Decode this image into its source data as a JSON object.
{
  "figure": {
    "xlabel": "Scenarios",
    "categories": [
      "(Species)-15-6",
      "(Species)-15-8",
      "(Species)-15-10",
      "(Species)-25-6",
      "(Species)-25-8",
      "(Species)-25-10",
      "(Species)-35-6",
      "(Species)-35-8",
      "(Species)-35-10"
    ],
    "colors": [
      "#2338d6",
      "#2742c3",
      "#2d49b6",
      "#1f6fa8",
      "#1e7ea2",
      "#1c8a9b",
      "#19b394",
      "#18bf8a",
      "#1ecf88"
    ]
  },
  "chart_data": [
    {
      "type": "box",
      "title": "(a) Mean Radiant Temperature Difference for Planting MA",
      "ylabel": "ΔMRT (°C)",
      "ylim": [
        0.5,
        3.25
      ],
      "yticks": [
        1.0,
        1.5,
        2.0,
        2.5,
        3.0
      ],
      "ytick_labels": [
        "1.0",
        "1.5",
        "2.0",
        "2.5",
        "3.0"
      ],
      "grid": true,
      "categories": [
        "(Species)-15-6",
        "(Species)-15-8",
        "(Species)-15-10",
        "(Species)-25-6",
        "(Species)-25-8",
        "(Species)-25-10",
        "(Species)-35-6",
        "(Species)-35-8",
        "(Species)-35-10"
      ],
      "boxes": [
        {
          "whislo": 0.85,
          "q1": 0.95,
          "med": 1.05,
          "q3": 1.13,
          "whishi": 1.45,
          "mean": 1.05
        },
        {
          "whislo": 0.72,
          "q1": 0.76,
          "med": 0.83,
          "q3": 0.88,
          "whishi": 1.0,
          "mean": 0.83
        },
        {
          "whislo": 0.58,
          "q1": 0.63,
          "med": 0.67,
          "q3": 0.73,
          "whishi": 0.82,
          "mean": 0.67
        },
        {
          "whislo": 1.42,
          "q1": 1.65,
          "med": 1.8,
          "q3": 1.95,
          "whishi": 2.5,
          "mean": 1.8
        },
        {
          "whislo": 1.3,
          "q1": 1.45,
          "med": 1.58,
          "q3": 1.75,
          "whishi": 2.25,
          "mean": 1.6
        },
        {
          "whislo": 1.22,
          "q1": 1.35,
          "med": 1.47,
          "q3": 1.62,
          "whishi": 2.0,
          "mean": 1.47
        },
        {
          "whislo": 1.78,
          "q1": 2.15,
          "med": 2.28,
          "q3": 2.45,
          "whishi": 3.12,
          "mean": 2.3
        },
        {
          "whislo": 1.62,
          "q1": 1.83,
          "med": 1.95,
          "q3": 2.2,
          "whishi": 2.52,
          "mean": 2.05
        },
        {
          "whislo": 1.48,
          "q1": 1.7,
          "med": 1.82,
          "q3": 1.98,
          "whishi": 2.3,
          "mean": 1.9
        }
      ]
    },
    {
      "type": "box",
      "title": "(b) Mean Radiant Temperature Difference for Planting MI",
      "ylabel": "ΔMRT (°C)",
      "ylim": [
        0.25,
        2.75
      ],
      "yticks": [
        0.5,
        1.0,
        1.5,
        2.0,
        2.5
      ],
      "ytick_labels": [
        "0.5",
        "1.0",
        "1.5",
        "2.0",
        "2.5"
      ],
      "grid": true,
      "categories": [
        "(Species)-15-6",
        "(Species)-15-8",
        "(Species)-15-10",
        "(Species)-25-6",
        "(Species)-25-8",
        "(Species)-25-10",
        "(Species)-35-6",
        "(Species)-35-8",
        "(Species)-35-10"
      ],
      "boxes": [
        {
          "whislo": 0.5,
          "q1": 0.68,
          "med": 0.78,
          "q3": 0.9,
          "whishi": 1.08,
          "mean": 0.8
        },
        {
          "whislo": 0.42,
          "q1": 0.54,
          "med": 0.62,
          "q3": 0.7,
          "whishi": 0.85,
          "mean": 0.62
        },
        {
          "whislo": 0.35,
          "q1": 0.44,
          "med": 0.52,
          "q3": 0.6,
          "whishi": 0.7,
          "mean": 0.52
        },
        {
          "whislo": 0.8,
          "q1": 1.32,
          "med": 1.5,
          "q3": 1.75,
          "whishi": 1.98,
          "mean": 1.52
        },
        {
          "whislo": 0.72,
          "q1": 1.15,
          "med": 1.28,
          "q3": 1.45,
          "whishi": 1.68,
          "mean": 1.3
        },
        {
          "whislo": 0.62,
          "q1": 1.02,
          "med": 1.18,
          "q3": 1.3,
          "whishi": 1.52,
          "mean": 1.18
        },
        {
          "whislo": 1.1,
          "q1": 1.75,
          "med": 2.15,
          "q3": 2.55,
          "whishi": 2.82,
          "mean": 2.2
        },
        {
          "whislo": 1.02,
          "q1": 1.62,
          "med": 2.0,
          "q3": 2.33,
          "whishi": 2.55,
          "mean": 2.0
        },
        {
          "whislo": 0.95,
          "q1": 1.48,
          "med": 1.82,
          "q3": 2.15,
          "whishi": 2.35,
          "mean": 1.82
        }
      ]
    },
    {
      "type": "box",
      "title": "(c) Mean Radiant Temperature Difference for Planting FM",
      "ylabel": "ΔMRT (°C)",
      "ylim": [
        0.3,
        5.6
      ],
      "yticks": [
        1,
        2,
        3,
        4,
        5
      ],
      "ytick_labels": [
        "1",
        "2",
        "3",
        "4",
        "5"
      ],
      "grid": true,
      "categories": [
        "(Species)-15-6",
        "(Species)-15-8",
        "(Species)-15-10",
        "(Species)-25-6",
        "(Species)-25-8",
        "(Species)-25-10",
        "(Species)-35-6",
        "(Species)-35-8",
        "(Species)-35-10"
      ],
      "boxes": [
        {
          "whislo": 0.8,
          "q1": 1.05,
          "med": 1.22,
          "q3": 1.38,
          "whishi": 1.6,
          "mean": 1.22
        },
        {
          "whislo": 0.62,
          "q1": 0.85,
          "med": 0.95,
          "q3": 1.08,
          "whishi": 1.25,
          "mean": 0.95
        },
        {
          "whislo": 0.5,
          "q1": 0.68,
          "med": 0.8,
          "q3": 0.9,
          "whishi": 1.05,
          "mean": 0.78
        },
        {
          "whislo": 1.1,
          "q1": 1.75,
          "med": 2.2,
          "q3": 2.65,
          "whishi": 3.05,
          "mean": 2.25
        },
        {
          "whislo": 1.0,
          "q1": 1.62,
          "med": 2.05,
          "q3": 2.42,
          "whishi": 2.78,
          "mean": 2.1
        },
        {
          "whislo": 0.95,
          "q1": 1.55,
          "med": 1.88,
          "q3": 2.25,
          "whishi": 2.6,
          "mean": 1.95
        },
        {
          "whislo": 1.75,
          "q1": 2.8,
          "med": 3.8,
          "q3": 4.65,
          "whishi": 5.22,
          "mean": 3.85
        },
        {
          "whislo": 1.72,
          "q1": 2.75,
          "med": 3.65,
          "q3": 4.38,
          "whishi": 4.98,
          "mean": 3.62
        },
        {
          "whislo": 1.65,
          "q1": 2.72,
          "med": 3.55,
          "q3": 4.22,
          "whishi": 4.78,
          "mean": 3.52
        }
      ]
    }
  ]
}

==*==

Task
Reproduce the material above, every line of it, exactly.

Exercise solution
Decode this image into its source data as a JSON object.
{
  "figure": {
    "xlabel": "Scenarios",
    "categories": [
      "(Species)-15-6",
      "(Species)-15-8",
      "(Species)-15-10",
      "(Species)-25-6",
      "(Species)-25-8",
      "(Species)-25-10",
      "(Species)-35-6",
      "(Species)-35-8",
      "(Species)-35-10"
    ],
    "colors": [
      "#2338d6",
      "#2742c3",
      "#2d49b6",
      "#1f6fa8",
      "#1e7ea2",
      "#1c8a9b",
      "#19b394",
      "#18bf8a",
      "#1ecf88"
    ]
  },
  "chart_data": [
    {
      "type": "box",
      "title": "(a) Mean Radiant Temperature Difference for Planting MA",
      "ylabel": "ΔMRT (°C)",
      "ylim": [
        0.5,
        3.25
      ],
      "yticks": [
        1.0,
        1.5,
        2.0,
        2.5,
        3.0
      ],
      "ytick_labels": [
        "1.0",
        "1.5",
        "2.0",
        "2.5",
        "3.0"
      ],
      "grid": true,
      "categories": [
        "(Species)-15-6",
        "(Species)-15-8",
        "(Species)-15-10",
        "(Species)-25-6",
        "(Species)-25-8",
        "(Species)-25-10",
        "(Species)-35-6",
        "(Species)-35-8",
        "(Species)-35-10"
      ],
      "boxes": [
        {
          "whislo": 0.85,
          "q1": 0.95,
          "med": 1.05,
          "q3": 1.13,
          "whishi": 1.45,
          "mean": 1.05
        },
        {
          "whislo": 0.72,
          "q1": 0.76,
          "med": 0.83,
          "q3": 0.88,
          "whishi": 1.0,
          "mean": 0.83
        },
        {
          "whislo": 0.58,
          "q1": 0.63,
          "med": 0.67,
          "q3": 0.73,
          "whishi": 0.82,
          "mean": 0.67
        },
        {
          "whislo": 1.42,
          "q1": 1.65,
          "med": 1.8,
          "q3": 1.95,
          "whishi": 2.5,
          "mean": 1.8
        },
        {
          "whislo": 1.3,
          "q1": 1.45,
          "med": 1.58,
          "q3": 1.75,
          "whishi": 2.25,
          "mean": 1.6
        },
        {
          "whislo": 1.22,
          "q1": 1.35,
          "med": 1.47,
          "q3": 1.62,
          "whishi": 2.0,
          "mean": 1.47
        },
        {
          "whislo": 1.78,
          "q1": 2.15,
          "med": 2.28,
          "q3": 2.45,
          "whishi": 3.12,
          "mean": 2.3
        },
        {
          "whislo": 1.62,
          "q1": 1.83,
          "med": 1.95,
          "q3": 2.2,
          "whishi": 2.52,
          "mean": 2.05
        },
        {
          "whislo": 1.48,
          "q1": 1.7,
          "med": 1.82,
          "q3": 1.98,
          "whishi": 2.3,
          "mean": 1.9
        }
      ]
    },
    {
      "type": "box",
      "title": "(b) Mean Radiant Temperature Difference for Planting MI",
      "ylabel": "ΔMRT (°C)",
      "ylim": [
        0.25,
        2.75
      ],
      "yticks": [
        0.5,
        1.0,
        1.5,
        2.0,
        2.5
      ],
      "ytick_labels": [
        "0.5",
        "1.0",
        "1.5",
        "2.0",
        "2.5"
      ],
      "grid": true,
      "categories": [
        "(Species)-15-6",
        "(Species)-15-8",
        "(Species)-15-10",
        "(Species)-25-6",
        "(Species)-25-8",
        "(Species)-25-10",
        "(Species)-35-6",
        "(Species)-35-8",
        "(Species)-35-10"
      ],
      "boxes": [
        {
          "whislo": 0.5,
          "q1": 0.68,
          "med": 0.78,
          "q3": 0.9,
          "whishi": 1.08,
          "mean": 0.8
        },
        {
          "whislo": 0.42,
          "q1": 0.54,
          "med": 0.62,
          "q3": 0.7,
          "whishi": 0.85,
          "mean": 0.62
        },
        {
          "whislo": 0.35,
          "q1": 0.44,
          "med": 0.52,
          "q3": 0.6,
          "whishi": 0.7,
          "mean": 0.52
        },
        {
          "whislo": 0.8,
          "q1": 1.32,
          "med": 1.5,
          "q3": 1.75,
          "whishi": 1.98,
          "mean": 1.52
        },
        {
          "whislo": 0.72,
          "q1": 1.15,
          "med": 1.28,
          "q3": 1.45,
          "whishi": 1.68,
          "mean": 1.3
        },
        {
          "whislo": 0.62,
          "q1": 1.02,
          "med": 1.18,
          "q3": 1.3,
          "whishi": 1.52,
          "mean": 1.18
        },
        {
          "whislo": 1.1,
          "q1": 1.75,
          "med": 2.15,
          "q3": 2.55,
          "whishi": 2.82,
          "mean": 2.2
        },
        {
          "whislo": 1.02,
          "q1": 1.62,
          "med": 2.0,
          "q3": 2.33,
          "whishi": 2.55,
          "mean": 2.0
        },
        {
          "whislo": 0.95,
          "q1": 1.48,
          "med": 1.82,
          "q3": 2.15,
          "whishi": 2.35,
          "mean": 1.82
        }
      ]
    },
    {
      "type": "box",
      "title": "(c) Mean Radiant Temperature Difference for Planting FM",
      "ylabel": "ΔMRT (°C)",
      "ylim": [
        0.3,
        5.6
      ],
      "yticks": [
        1,
        2,
        3,
        4,
        5
      ],
      "ytick_labels": [
        "1",
        "2",
        "3",
        "4",
        "5"
      ],
      "grid": true,
      "categories": [
        "(Species)-15-6",
        "(Species)-15-8",
        "(Species)-15-10",
        "(Species)-25-6",
        "(Species)-25-8",
        "(Species)-25-10",
        "(Species)-35-6",
        "(Species)-35-8",
        "(Species)-35-10"
      ],
      "boxes": [
        {
          "whislo": 0.8,
          "q1": 1.05,
          "med": 1.22,
          "q3": 1.38,
          "whishi": 1.6,
          "mean": 1.22
        },
        {
          "whislo": 0.62,
          "q1": 0.85,
          "med": 0.95,
          "q3": 1.08,
          "whishi": 1.25,
          "mean": 0.95
        },
        {
          "whislo": 0.5,
          "q1": 0.68,
          "med": 0.8,
          "q3": 0.9,
          "whishi": 1.05,
          "mean": 0.78
        },
        {
          "whislo": 1.1,
          "q1": 1.75,
          "med": 2.2,
          "q3": 2.65,
          "whishi": 3.05,
          "mean": 2.25
        },
        {
          "whislo": 1.0,
          "q1": 1.62,
          "med": 2.05,
          "q3": 2.42,
          "whishi": 2.78,
          "mean": 2.1
        },
        {
          "whislo": 0.95,
          "q1": 1.55,
          "med": 1.88,
          "q3": 2.25,
          "whishi": 2.6,
          "mean": 1.95
        },
        {
          "whislo": 1.75,
          "q1": 2.8,
          "med": 3.8,
          "q3": 4.65,
          "whishi": 5.22,
          "mean": 3.85
        },
        {
          "whislo": 1.72,
          "q1": 2.75,
          "med": 3.65,
          "q3": 4.38,
          "whishi": 4.98,
          "mean": 3.62
        },
        {
          "whislo": 1.65,
          "q1": 2.72,
          "med": 3.55,
          "q3": 4.22,
          "whishi": 4.78,
          "mean": 3.52
        }
      ]
    }
  ]
}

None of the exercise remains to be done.